EXTRACTO DEL DOCUMENTO:
La violencia extrema que despliegan los cooperativistas mineros en su movilización actual no es inesperada, así como tampoco debiera sorprender la naturaleza altamente discutible de sus demandas. Un conflicto entre el Gobierno y los cooperativistas mineros era predecible desde hace tiempo, aunque no se supiera entonces en qué circunstancias se iniciaría, cuál sería su desarrollo, cómo sería su desenlace y qué consecuencias traería aparejado. Y esto es así porque se han desaprovechado las mejores oportunidades para establecer un verdadero orden minero, cuando las circunstancias eran favorables debido al excepcional nivel que tenían las cotizaciones de los principales minerales a la sazón.

En cuanto cambiaron las condiciones de los mercados internacionales y empezó la caída de los precios, era fácil imaginar que se presentarían conflictos entre el Gobierno y los diferentes actores institucionales del sector minero, de mucha mayor envergadura que los que se fueron sorteando a duras penas en años pasados.

INSTRUCCIONES DE TRABAJO: Prosigue el texto sobre los cooperativistas mineros a partir de su última oración. El material no tiene ninguna relación con el texto sobre los cooperativistas mineros.

LISTADO DE DATOS:
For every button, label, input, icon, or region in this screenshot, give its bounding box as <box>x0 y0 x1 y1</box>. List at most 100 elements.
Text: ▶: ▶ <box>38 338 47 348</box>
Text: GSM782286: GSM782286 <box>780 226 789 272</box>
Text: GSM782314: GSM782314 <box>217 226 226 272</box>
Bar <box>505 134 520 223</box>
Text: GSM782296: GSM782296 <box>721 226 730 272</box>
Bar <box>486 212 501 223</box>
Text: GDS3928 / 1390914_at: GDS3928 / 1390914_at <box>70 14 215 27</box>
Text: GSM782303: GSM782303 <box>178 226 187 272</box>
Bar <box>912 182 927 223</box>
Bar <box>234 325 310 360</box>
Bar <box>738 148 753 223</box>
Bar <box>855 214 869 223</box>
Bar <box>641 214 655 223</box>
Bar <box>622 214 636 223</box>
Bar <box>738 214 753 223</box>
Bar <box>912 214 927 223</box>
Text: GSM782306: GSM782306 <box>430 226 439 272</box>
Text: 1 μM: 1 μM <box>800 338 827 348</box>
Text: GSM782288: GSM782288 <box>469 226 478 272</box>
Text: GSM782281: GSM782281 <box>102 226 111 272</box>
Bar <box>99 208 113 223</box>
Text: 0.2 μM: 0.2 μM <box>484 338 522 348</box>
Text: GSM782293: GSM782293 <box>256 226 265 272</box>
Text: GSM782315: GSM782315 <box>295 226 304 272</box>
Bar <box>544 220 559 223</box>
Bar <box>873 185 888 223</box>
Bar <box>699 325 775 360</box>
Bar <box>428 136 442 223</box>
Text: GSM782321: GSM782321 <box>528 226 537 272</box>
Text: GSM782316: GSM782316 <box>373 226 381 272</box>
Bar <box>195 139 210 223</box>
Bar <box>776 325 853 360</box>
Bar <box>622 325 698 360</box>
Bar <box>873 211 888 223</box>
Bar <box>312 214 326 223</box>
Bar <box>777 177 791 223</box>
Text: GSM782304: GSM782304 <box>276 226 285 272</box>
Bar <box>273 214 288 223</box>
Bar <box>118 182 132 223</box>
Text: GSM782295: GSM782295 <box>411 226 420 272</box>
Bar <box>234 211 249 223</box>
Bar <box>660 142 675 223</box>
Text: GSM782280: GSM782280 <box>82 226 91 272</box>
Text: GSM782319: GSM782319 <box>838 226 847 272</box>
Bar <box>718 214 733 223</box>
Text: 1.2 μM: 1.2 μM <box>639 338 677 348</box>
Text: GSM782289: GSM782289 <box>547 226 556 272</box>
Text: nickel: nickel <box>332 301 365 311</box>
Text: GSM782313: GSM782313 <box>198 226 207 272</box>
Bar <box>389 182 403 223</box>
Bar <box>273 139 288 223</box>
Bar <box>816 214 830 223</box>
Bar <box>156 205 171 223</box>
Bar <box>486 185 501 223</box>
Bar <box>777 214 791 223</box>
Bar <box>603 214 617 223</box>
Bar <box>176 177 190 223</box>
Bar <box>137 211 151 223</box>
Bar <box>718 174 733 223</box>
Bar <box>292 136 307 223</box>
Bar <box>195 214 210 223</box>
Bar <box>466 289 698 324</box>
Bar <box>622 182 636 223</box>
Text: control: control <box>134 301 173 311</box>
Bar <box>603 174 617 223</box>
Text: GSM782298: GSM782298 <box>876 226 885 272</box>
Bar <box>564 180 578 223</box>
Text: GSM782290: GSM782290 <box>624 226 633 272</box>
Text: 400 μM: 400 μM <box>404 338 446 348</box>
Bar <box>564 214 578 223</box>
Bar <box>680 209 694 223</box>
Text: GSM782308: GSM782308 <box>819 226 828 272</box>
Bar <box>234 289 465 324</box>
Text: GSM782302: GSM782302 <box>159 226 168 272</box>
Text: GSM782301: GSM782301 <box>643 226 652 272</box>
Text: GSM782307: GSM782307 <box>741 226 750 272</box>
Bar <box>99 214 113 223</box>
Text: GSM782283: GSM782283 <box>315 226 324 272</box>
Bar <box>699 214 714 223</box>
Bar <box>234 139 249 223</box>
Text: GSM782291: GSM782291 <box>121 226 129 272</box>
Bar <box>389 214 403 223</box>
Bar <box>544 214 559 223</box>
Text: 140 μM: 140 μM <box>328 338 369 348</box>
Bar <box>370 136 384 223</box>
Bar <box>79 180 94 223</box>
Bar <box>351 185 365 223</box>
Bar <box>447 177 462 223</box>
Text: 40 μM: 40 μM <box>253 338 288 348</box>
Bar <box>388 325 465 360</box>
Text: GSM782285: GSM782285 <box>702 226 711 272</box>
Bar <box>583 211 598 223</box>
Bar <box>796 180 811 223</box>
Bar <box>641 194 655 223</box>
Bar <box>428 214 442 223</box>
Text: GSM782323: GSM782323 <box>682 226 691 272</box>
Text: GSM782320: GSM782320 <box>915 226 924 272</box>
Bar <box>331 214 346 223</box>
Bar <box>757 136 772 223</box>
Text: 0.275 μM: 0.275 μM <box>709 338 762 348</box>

RESPUESTA DEL EJERCICIO:
Debido a sus funciones centrales de proveedor de excedentes desde el pasado colonial, a sus tradiciones sociales y políticas acumuladas en la memoria de sus organizaciones sindicales y al rol de vanguardia que ejerció la FSTMB en la historia del movimiento obrero del país, la minería en Bolivia siempre ha sido algo cualitativamente más importante que un sector de actividad económica. Hasta mediados de los años 80, la minería (del estaño) fue el eje articulador de la economía, la política y el imaginario social. El derrumbe del mercado internacional del estaño a fines de 1985 y la nefasta política subsecuente de relocalización de los trabajadores de la Comibol marcan el inicio del desorden institucional y la falta de políticas sostenidas de largo plazo que aquejan al sector minero desde entonces.

En el mismo sentido han actuado circunstancias ajenas a la minería, tales como el desarrollo de la producción gasífera y de sus consiguientes excedentes fiscales y de divisas, obtenidos en los departamentos del oriente y el sur, bajo formas organizativas radicalmente distintas a la minería.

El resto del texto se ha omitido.